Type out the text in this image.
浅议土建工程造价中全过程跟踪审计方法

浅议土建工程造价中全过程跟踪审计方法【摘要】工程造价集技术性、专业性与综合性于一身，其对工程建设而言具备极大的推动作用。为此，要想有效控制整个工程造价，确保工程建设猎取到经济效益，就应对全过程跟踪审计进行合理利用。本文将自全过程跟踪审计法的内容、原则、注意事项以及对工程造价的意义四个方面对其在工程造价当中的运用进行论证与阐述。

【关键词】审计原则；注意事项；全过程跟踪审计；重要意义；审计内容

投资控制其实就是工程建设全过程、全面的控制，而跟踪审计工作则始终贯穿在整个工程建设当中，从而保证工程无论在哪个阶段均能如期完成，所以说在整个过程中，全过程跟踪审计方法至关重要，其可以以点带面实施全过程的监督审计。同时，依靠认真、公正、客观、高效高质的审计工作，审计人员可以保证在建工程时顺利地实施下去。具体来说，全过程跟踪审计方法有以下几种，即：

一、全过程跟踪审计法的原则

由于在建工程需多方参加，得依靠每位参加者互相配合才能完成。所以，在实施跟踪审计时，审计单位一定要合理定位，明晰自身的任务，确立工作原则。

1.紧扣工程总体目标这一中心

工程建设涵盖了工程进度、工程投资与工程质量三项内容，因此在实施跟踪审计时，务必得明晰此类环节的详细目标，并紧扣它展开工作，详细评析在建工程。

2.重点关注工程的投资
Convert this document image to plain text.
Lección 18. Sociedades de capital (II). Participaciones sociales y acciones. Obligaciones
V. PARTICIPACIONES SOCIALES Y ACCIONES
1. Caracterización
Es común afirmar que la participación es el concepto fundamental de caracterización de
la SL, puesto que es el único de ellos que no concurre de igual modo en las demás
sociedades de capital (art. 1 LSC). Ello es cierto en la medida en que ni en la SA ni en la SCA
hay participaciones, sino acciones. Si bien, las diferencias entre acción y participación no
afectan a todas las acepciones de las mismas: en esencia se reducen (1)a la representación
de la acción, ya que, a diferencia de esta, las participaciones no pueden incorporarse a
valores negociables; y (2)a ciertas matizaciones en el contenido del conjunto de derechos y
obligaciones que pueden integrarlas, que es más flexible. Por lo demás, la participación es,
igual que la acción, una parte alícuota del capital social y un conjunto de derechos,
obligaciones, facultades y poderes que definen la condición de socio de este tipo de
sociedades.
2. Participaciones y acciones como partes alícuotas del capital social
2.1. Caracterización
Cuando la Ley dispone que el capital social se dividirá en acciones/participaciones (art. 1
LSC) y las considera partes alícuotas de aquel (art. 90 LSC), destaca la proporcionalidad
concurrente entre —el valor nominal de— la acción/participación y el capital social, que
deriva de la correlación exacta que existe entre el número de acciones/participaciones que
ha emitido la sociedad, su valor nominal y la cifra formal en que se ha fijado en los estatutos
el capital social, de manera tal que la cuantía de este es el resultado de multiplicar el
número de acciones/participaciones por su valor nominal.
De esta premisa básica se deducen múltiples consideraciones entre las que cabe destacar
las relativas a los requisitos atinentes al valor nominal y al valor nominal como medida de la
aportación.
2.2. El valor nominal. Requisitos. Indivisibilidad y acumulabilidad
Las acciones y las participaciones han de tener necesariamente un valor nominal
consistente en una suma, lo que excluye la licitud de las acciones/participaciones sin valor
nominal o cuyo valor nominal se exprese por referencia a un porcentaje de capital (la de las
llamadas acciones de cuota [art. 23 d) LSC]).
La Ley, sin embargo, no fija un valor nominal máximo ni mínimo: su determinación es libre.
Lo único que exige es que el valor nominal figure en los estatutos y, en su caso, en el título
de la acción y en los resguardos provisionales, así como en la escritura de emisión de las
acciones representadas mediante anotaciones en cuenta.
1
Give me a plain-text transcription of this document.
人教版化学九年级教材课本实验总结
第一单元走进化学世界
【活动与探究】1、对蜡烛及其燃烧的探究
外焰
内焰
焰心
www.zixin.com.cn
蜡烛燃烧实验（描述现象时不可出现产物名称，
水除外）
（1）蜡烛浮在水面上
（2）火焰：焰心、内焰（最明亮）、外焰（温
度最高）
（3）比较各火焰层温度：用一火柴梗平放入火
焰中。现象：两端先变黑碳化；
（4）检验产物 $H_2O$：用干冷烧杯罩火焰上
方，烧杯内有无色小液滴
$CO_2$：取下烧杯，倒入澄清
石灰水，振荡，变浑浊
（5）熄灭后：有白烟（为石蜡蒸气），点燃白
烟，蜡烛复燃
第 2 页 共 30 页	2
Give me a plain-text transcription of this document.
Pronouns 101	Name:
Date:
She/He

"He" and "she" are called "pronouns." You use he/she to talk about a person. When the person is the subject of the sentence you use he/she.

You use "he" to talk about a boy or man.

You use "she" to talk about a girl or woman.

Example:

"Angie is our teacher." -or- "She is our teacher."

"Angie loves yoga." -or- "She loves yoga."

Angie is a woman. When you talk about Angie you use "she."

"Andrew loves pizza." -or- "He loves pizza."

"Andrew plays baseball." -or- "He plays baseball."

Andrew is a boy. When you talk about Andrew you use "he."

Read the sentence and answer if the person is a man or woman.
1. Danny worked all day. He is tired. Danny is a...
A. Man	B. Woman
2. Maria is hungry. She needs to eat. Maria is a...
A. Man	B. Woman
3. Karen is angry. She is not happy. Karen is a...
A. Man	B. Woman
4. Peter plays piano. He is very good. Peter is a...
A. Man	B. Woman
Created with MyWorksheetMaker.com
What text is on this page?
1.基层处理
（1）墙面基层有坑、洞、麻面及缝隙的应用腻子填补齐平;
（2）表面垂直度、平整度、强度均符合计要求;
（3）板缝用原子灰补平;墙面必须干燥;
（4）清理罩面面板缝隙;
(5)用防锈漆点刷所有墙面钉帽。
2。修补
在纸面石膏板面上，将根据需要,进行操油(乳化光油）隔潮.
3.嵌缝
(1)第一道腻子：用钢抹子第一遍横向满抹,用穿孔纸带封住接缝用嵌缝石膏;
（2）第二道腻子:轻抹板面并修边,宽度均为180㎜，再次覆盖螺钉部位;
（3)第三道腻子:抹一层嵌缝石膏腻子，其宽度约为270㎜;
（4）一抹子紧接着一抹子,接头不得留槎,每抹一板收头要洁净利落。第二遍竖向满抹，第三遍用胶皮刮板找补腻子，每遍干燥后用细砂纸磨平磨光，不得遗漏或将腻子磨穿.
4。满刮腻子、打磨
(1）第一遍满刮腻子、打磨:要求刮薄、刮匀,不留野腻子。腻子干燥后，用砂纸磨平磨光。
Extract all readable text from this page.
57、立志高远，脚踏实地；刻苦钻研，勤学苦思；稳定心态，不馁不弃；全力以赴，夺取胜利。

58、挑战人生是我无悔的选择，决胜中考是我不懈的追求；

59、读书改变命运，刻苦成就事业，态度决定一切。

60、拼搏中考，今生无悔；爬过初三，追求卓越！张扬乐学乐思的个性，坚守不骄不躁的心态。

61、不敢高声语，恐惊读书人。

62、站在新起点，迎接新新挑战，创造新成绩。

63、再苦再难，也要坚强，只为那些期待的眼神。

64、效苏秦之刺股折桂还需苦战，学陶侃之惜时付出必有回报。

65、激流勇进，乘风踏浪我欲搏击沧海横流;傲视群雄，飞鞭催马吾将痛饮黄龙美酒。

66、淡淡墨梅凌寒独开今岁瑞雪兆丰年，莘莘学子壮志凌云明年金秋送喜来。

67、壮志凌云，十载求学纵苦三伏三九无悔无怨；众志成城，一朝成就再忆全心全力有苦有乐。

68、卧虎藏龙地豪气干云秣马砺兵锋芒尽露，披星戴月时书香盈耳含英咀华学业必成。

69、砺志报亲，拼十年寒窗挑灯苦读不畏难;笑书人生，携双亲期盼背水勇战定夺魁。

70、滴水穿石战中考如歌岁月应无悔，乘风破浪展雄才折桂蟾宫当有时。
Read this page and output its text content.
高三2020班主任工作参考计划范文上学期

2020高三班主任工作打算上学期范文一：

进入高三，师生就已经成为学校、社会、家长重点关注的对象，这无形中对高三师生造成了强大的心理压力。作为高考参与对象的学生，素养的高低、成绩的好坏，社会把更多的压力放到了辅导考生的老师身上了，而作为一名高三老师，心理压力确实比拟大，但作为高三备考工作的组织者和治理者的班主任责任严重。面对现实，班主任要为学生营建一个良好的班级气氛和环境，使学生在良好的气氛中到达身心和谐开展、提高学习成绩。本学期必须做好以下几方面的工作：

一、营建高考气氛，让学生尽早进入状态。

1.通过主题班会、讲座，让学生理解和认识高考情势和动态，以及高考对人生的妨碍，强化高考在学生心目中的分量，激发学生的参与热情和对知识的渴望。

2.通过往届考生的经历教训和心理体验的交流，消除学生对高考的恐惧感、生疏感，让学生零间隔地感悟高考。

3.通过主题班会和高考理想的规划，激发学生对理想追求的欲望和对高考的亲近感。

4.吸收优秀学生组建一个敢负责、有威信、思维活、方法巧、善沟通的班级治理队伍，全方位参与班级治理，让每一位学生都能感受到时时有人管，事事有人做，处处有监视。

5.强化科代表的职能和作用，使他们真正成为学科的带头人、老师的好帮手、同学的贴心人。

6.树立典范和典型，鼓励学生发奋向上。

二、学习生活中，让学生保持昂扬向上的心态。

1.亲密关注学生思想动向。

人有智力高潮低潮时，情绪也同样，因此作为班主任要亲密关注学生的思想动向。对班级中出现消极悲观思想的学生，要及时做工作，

********

• Exercise details:
Scan the entries above. Copy each line that has the string "derechos".

• Written response:
valores negociables; y (2)a ciertas matizaciones en el contenido del conjunto de derechos y
igual que la acción, una parte alícuota del capital social y un conjunto de derechos,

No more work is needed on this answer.